[Chart and figure data]
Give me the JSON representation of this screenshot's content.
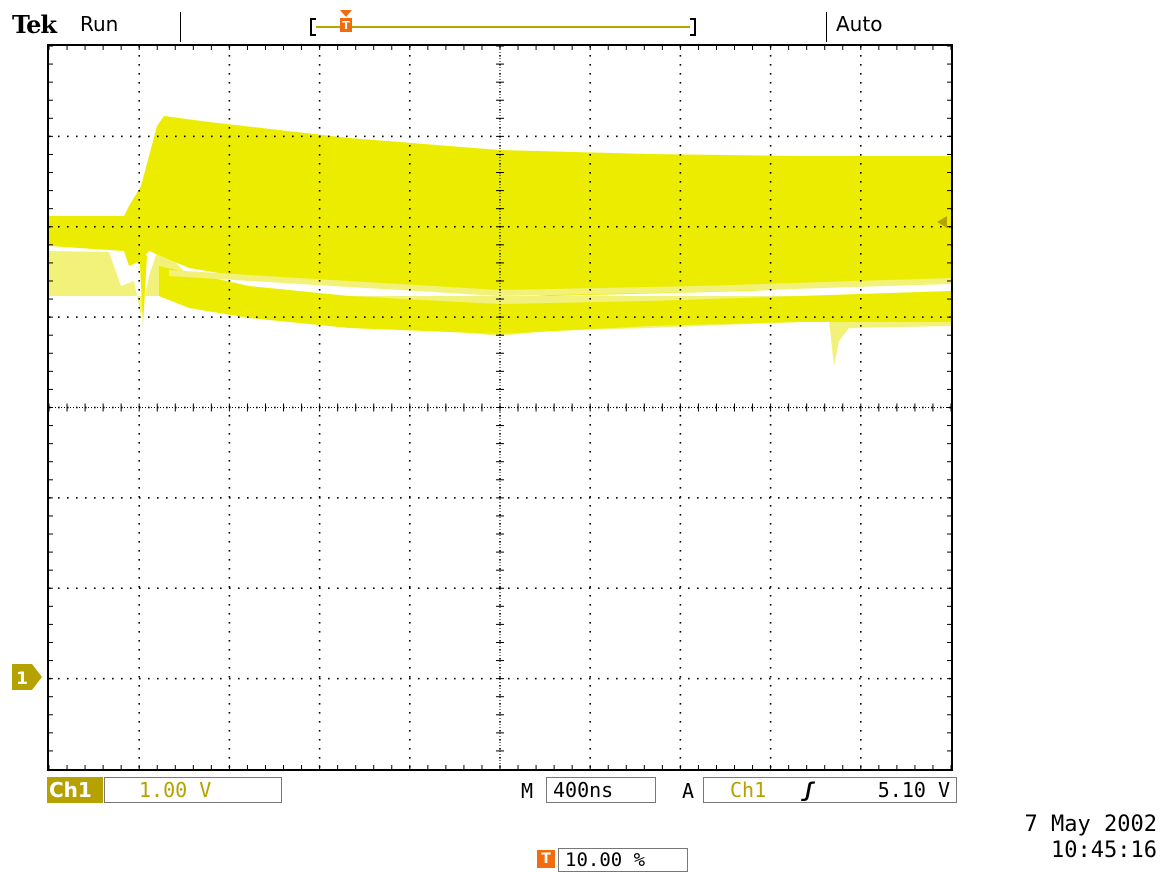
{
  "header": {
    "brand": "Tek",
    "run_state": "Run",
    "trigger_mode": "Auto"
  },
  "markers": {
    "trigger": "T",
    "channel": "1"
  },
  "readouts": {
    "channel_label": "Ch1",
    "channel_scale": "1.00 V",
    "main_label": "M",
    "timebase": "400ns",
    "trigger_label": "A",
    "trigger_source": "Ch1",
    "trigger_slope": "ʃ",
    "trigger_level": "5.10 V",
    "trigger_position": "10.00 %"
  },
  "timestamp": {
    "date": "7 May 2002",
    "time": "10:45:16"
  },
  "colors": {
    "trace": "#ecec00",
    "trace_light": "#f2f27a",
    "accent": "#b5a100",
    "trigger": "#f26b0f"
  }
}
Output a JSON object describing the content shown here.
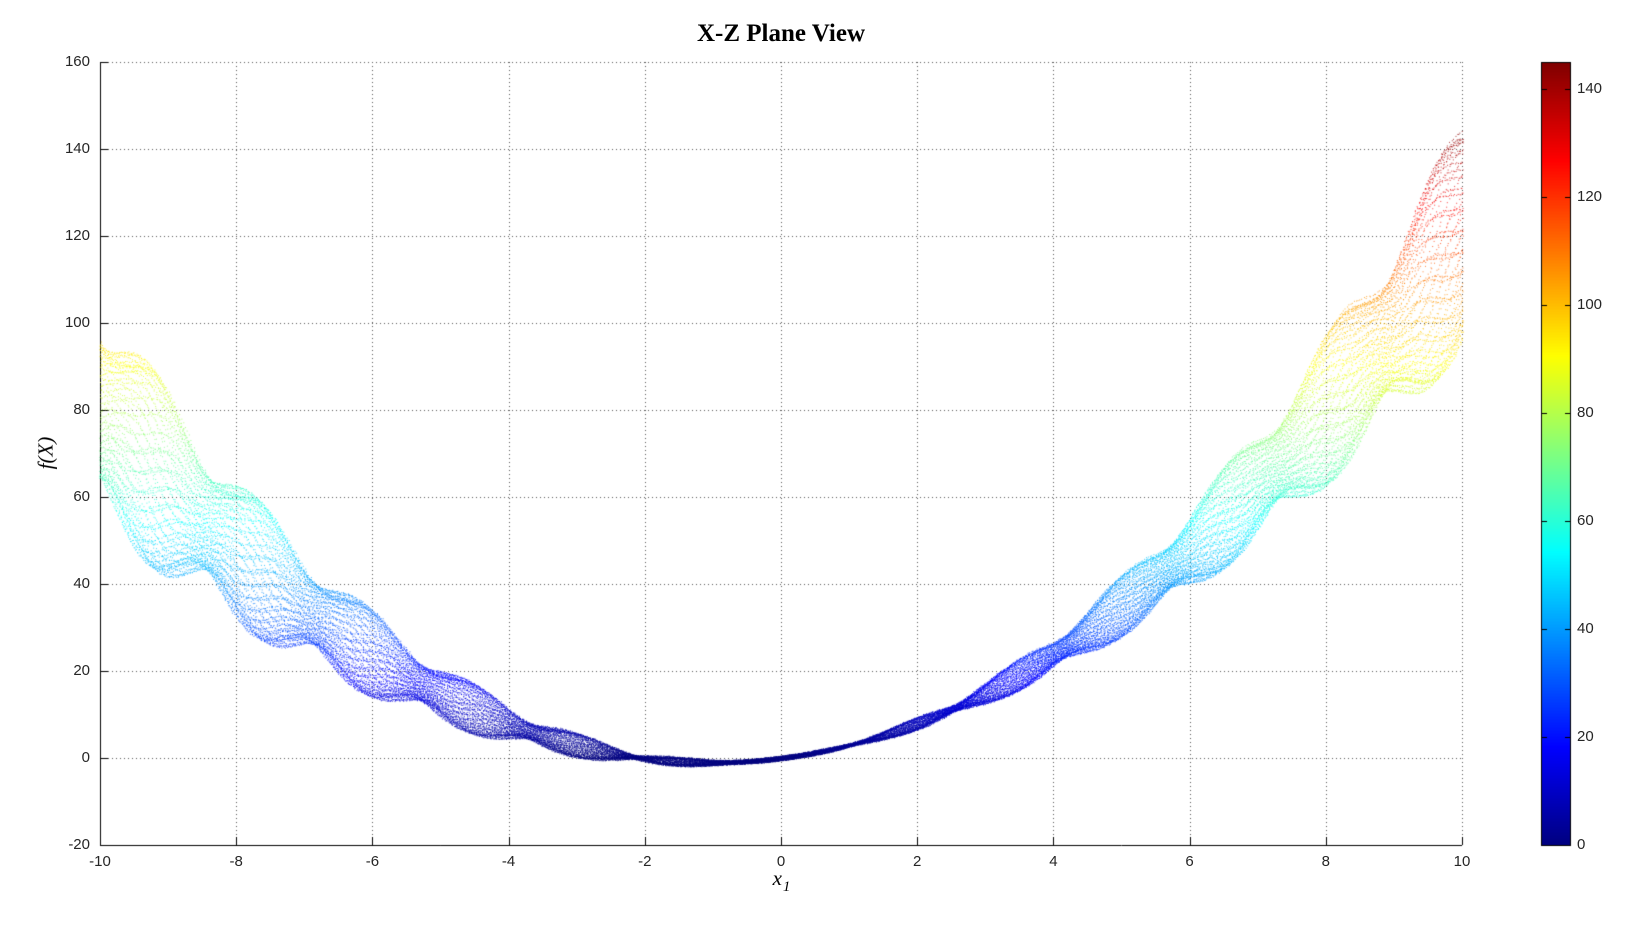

==

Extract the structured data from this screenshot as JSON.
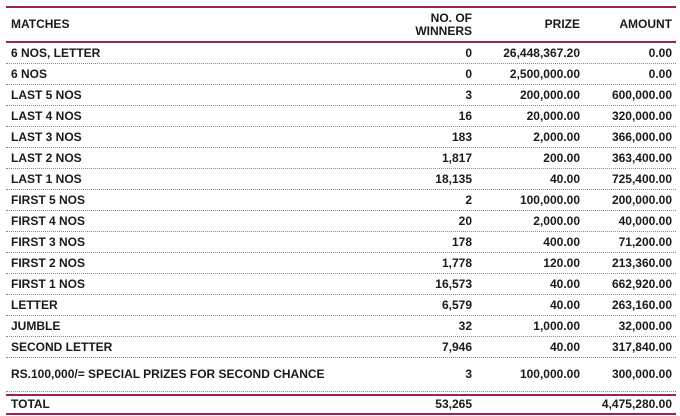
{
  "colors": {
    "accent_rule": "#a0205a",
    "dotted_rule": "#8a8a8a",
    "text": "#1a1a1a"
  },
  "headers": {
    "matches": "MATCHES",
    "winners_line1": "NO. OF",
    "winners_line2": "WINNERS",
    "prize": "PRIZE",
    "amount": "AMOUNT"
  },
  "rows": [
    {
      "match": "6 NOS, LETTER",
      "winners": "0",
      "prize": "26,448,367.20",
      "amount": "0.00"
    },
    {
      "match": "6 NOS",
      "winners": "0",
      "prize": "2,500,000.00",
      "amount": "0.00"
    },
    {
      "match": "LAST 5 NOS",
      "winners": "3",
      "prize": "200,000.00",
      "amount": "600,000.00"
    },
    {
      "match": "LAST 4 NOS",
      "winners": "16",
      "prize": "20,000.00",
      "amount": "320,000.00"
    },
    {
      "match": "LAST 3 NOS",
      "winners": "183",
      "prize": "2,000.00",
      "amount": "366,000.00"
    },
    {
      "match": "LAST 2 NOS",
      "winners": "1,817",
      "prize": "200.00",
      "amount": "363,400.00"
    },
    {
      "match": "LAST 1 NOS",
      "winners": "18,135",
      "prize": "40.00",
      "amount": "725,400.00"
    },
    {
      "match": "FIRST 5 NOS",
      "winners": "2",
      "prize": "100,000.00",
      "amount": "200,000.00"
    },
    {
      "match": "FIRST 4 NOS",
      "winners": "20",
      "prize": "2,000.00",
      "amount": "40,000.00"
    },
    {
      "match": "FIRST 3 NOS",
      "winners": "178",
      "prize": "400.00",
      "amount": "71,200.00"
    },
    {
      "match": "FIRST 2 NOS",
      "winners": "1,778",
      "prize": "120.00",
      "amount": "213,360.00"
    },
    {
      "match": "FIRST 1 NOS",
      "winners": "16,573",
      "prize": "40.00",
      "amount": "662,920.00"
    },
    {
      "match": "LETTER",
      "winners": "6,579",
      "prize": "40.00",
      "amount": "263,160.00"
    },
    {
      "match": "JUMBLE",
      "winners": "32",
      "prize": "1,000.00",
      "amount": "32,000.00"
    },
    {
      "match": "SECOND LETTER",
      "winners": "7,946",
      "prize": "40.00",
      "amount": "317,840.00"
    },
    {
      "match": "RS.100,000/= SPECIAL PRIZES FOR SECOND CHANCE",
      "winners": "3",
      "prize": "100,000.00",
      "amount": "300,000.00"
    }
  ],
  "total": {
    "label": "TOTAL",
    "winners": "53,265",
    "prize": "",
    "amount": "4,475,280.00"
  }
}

...

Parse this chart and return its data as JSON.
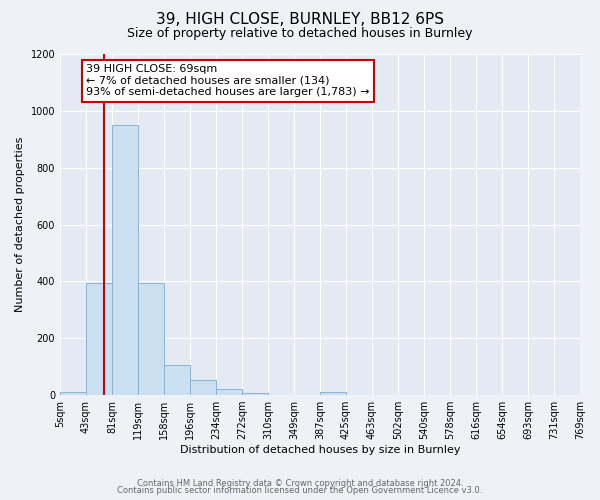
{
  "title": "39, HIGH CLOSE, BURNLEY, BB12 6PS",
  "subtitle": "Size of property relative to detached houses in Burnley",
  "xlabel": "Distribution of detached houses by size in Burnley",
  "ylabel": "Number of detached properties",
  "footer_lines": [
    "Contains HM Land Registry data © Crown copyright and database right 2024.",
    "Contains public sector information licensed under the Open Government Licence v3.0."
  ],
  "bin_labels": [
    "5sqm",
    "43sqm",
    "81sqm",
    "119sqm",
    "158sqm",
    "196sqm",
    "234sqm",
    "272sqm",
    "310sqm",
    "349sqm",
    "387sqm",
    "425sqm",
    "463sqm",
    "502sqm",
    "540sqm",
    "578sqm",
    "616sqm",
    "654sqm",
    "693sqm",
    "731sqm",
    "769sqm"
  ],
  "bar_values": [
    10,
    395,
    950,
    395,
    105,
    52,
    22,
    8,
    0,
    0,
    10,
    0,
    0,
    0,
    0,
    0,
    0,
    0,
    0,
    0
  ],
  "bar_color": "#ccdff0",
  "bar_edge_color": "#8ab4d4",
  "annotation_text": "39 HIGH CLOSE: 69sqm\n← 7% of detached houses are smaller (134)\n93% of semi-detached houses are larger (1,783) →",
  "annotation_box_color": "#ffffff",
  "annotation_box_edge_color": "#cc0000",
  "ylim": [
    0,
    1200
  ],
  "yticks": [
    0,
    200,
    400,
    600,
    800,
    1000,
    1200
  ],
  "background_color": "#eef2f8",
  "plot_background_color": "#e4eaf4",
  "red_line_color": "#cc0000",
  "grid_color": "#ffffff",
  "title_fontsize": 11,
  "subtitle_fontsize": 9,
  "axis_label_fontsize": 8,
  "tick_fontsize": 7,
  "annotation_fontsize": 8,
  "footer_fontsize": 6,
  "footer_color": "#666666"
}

■ TASK REQUIREMENTS:
Print everything from the line with "Give me the" down to the line with "Output a JSON" in the entries above, both lines included and nothing more, without the pictures.

■ EXERCISE RESPONSE:
Give me the JSON representation of this screenshot's content.
{
  "header": {
    "brand": "Tek",
    "run_state": "Run",
    "trigger_mode": "Auto"
  },
  "markers": {
    "trigger": "T",
    "channel": "1"
  },
  "readouts": {
    "channel_label": "Ch1",
    "channel_scale": "1.00 V",
    "main_label": "M",
    "timebase": "400ns",
    "trigger_label": "A",
    "trigger_source": "Ch1",
    "trigger_slope": "ʃ",
    "trigger_level": "5.10 V",
    "trigger_position": "10.00 %"
  },
  "timestamp": {
    "date": "7 May 2002",
    "time": "10:45:16"
  },
  "colors": {
    "trace": "#ecec00",
    "trace_light": "#f2f27a",
    "accent": "#b5a100",
    "trigger": "#f26b0f"
  }
}
Output a JSON object describing the content shown here.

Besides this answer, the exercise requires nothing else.